** BEGIN Exercise material **

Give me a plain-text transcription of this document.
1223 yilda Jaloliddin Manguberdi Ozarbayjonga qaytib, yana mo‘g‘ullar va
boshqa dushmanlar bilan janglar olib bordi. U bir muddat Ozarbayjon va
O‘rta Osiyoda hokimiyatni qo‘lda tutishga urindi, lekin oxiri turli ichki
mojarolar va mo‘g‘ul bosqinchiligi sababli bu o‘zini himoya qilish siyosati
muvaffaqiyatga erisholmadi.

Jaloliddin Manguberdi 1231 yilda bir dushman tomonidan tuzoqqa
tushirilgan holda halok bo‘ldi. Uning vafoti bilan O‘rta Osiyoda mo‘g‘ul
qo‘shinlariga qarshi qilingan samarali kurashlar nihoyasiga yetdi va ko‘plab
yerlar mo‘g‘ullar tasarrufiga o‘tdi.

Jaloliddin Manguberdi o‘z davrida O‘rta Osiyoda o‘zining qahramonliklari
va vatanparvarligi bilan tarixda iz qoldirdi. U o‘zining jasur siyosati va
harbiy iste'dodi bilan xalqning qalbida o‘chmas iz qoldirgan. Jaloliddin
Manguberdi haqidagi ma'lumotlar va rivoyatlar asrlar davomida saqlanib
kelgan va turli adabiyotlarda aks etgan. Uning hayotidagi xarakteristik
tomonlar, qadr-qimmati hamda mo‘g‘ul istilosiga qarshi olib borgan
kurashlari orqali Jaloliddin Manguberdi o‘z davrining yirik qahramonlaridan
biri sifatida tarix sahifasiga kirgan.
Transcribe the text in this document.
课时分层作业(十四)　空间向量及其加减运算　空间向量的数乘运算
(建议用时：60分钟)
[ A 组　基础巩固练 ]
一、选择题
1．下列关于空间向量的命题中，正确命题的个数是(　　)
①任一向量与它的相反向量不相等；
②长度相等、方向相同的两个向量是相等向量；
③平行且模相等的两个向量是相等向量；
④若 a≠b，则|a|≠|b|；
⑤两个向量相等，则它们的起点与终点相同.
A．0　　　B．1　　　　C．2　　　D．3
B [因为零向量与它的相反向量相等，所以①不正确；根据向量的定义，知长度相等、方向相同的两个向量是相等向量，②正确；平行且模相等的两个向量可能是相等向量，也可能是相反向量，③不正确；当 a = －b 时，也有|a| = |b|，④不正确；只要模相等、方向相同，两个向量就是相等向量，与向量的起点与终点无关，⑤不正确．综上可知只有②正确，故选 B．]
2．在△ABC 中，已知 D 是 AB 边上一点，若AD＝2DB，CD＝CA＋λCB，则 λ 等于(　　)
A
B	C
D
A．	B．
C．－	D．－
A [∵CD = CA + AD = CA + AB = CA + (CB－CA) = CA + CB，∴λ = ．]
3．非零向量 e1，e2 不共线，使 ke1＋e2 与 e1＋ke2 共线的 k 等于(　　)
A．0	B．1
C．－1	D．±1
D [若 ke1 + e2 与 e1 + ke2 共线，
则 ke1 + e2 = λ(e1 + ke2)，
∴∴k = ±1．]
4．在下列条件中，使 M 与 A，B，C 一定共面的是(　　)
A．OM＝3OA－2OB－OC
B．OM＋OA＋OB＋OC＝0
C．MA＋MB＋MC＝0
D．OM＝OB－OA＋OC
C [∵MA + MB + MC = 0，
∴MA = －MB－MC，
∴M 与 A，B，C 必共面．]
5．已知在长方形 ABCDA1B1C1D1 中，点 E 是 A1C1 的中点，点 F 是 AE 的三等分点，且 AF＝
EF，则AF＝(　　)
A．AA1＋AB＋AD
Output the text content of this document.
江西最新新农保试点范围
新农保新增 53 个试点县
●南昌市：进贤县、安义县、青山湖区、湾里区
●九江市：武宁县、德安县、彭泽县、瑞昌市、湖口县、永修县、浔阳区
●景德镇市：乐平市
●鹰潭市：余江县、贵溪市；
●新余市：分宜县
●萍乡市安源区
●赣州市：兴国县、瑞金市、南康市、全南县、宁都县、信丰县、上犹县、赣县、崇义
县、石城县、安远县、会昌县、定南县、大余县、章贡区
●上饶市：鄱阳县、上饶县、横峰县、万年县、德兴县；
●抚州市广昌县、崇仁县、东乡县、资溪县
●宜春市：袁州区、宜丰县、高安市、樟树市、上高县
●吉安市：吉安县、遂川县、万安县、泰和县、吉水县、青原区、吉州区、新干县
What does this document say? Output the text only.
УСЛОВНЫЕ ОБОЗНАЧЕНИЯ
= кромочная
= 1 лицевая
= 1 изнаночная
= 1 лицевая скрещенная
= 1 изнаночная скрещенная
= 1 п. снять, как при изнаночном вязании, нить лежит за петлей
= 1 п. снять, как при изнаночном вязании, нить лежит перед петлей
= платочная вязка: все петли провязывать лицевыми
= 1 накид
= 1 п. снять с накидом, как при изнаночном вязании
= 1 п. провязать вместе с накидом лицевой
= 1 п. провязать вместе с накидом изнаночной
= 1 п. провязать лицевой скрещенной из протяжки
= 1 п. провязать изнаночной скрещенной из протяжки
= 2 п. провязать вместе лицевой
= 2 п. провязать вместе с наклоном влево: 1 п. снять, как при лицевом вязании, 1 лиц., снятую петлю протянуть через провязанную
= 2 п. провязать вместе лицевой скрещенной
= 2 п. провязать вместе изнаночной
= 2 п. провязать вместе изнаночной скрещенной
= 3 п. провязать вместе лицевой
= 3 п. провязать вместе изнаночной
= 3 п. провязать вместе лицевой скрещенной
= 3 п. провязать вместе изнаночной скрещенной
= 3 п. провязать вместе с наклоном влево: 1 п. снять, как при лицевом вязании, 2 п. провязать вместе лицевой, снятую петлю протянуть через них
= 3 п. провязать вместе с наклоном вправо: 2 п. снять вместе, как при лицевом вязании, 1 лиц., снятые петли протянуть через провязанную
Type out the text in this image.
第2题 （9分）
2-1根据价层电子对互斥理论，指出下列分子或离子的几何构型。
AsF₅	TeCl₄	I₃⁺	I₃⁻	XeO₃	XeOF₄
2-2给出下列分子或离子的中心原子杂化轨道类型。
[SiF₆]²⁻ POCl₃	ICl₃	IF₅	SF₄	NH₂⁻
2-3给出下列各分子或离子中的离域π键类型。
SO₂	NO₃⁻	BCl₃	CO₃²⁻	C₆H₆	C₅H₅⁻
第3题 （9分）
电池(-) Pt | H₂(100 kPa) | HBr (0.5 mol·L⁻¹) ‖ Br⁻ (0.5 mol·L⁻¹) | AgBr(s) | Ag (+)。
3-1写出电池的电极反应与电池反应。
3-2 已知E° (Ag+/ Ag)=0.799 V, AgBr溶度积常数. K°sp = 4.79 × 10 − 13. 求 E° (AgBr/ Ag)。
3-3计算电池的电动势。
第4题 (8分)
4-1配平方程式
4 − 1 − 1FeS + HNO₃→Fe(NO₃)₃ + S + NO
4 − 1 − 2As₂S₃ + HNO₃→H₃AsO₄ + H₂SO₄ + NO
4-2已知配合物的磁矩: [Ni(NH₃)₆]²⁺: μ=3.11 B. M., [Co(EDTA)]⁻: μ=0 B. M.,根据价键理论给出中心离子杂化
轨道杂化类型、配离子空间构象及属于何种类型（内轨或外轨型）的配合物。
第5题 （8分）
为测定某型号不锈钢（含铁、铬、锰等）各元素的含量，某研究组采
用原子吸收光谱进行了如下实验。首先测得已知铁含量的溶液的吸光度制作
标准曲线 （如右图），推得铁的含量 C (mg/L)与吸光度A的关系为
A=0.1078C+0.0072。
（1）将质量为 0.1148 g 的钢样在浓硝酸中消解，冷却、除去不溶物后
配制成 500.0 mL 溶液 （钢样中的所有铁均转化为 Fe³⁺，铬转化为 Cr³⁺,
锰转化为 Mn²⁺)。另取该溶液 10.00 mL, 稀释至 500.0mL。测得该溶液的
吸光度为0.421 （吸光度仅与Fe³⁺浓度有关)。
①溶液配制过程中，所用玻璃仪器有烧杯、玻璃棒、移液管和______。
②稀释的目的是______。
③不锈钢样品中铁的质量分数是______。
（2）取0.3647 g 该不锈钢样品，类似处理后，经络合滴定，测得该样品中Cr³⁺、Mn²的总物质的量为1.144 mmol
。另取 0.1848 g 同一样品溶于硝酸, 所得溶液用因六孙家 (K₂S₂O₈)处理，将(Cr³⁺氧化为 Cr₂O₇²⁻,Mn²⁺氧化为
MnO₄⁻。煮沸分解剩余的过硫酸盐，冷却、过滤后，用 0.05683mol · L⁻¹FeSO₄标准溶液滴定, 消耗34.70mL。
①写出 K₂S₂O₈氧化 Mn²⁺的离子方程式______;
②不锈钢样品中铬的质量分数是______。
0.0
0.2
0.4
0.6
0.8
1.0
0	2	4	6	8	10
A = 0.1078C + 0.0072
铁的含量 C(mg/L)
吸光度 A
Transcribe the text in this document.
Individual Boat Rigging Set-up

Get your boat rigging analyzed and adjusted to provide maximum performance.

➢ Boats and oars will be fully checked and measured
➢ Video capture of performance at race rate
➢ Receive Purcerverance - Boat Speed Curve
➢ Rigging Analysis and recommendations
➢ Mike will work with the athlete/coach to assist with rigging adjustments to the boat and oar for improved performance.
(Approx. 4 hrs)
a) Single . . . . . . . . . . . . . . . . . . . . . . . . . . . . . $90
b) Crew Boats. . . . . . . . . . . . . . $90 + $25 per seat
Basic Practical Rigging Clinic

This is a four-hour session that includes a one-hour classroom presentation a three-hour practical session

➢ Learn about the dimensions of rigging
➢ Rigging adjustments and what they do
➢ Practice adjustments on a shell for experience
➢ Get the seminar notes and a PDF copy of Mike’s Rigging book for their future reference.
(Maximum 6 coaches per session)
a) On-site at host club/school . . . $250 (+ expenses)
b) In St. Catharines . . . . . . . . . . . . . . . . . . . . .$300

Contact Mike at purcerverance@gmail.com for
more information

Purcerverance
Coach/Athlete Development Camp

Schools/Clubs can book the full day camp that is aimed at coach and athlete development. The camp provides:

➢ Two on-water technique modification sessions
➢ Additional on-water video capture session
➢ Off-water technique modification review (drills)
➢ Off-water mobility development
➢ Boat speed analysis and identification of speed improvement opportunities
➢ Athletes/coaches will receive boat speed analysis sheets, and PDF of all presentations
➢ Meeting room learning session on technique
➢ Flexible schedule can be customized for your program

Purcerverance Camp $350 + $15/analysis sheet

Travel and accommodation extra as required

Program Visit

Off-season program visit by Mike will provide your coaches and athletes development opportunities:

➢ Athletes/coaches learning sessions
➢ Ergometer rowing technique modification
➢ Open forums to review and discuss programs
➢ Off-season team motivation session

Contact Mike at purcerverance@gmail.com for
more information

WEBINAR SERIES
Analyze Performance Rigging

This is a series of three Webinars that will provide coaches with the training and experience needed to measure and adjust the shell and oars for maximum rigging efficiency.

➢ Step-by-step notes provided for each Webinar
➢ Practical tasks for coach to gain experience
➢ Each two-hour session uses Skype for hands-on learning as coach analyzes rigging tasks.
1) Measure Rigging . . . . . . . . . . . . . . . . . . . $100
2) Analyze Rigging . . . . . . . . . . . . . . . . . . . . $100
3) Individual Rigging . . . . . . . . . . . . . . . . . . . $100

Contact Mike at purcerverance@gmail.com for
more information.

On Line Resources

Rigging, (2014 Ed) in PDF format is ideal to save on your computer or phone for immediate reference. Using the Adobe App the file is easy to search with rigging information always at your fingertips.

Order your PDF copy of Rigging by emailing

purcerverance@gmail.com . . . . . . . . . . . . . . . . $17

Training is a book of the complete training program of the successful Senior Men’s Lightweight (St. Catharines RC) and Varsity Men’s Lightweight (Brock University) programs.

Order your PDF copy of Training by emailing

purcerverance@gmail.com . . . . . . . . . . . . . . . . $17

** END Exercise material **

▸ Job: Each line holding "siyosati" must be found and copied.

▸ Expected output:
mojarolar va mo‘g‘ul bosqinchiligi sababli bu o‘zini himoya qilish siyosati
va vatanparvarligi bilan tarixda iz qoldirdi. U o‘zining jasur siyosati va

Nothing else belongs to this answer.